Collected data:
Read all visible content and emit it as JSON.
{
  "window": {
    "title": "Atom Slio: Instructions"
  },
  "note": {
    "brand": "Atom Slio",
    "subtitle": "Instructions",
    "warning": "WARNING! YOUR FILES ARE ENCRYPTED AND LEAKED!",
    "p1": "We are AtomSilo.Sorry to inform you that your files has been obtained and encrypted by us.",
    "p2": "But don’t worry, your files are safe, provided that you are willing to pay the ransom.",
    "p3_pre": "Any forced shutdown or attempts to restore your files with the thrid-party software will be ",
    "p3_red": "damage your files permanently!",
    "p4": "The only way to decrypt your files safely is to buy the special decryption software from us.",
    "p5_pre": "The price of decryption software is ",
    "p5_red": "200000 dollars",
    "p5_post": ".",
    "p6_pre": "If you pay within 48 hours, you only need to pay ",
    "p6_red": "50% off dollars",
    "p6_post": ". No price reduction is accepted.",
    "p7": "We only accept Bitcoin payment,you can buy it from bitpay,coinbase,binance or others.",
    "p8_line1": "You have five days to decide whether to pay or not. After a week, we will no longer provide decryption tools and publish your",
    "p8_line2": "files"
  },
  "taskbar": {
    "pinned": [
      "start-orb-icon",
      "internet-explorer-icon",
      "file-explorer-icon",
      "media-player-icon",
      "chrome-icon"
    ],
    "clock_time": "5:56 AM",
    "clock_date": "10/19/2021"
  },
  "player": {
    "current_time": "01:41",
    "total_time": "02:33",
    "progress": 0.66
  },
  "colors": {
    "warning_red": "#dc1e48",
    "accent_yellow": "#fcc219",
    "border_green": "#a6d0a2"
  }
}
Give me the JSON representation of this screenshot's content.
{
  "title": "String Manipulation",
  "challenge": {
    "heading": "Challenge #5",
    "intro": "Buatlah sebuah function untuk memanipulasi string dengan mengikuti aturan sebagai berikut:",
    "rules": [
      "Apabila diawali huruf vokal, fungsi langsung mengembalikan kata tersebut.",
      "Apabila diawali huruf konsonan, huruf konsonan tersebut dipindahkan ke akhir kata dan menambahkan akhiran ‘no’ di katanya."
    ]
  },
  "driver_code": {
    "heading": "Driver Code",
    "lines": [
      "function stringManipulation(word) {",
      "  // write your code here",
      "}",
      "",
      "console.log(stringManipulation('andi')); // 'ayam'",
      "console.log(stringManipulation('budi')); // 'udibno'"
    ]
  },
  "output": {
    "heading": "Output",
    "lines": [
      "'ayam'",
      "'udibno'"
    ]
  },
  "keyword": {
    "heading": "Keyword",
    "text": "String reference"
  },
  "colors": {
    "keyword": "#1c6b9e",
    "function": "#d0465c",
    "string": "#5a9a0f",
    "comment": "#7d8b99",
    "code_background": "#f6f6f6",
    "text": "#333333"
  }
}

> What is asked
Every record above should be output exactly.

> Reply to the exercise
Read all visible content and emit it as JSON.
{
  "window": {
    "title": "Atom Slio: Instructions"
  },
  "note": {
    "brand": "Atom Slio",
    "subtitle": "Instructions",
    "warning": "WARNING! YOUR FILES ARE ENCRYPTED AND LEAKED!",
    "p1": "We are AtomSilo.Sorry to inform you that your files has been obtained and encrypted by us.",
    "p2": "But don’t worry, your files are safe, provided that you are willing to pay the ransom.",
    "p3_pre": "Any forced shutdown or attempts to restore your files with the thrid-party software will be ",
    "p3_red": "damage your files permanently!",
    "p4": "The only way to decrypt your files safely is to buy the special decryption software from us.",
    "p5_pre": "The price of decryption software is ",
    "p5_red": "200000 dollars",
    "p5_post": ".",
    "p6_pre": "If you pay within 48 hours, you only need to pay ",
    "p6_red": "50% off dollars",
    "p6_post": ". No price reduction is accepted.",
    "p7": "We only accept Bitcoin payment,you can buy it from bitpay,coinbase,binance or others.",
    "p8_line1": "You have five days to decide whether to pay or not. After a week, we will no longer provide decryption tools and publish your",
    "p8_line2": "files"
  },
  "taskbar": {
    "pinned": [
      "start-orb-icon",
      "internet-explorer-icon",
      "file-explorer-icon",
      "media-player-icon",
      "chrome-icon"
    ],
    "clock_time": "5:56 AM",
    "clock_date": "10/19/2021"
  },
  "player": {
    "current_time": "01:41",
    "total_time": "02:33",
    "progress": 0.66
  },
  "colors": {
    "warning_red": "#dc1e48",
    "accent_yellow": "#fcc219",
    "border_green": "#a6d0a2"
  }
}
Give me the JSON representation of this screenshot's content.
{
  "title": "String Manipulation",
  "challenge": {
    "heading": "Challenge #5",
    "intro": "Buatlah sebuah function untuk memanipulasi string dengan mengikuti aturan sebagai berikut:",
    "rules": [
      "Apabila diawali huruf vokal, fungsi langsung mengembalikan kata tersebut.",
      "Apabila diawali huruf konsonan, huruf konsonan tersebut dipindahkan ke akhir kata dan menambahkan akhiran ‘no’ di katanya."
    ]
  },
  "driver_code": {
    "heading": "Driver Code",
    "lines": [
      "function stringManipulation(word) {",
      "  // write your code here",
      "}",
      "",
      "console.log(stringManipulation('andi')); // 'ayam'",
      "console.log(stringManipulation('budi')); // 'udibno'"
    ]
  },
  "output": {
    "heading": "Output",
    "lines": [
      "'ayam'",
      "'udibno'"
    ]
  },
  "keyword": {
    "heading": "Keyword",
    "text": "String reference"
  },
  "colors": {
    "keyword": "#1c6b9e",
    "function": "#d0465c",
    "string": "#5a9a0f",
    "comment": "#7d8b99",
    "code_background": "#f6f6f6",
    "text": "#333333"
  }
}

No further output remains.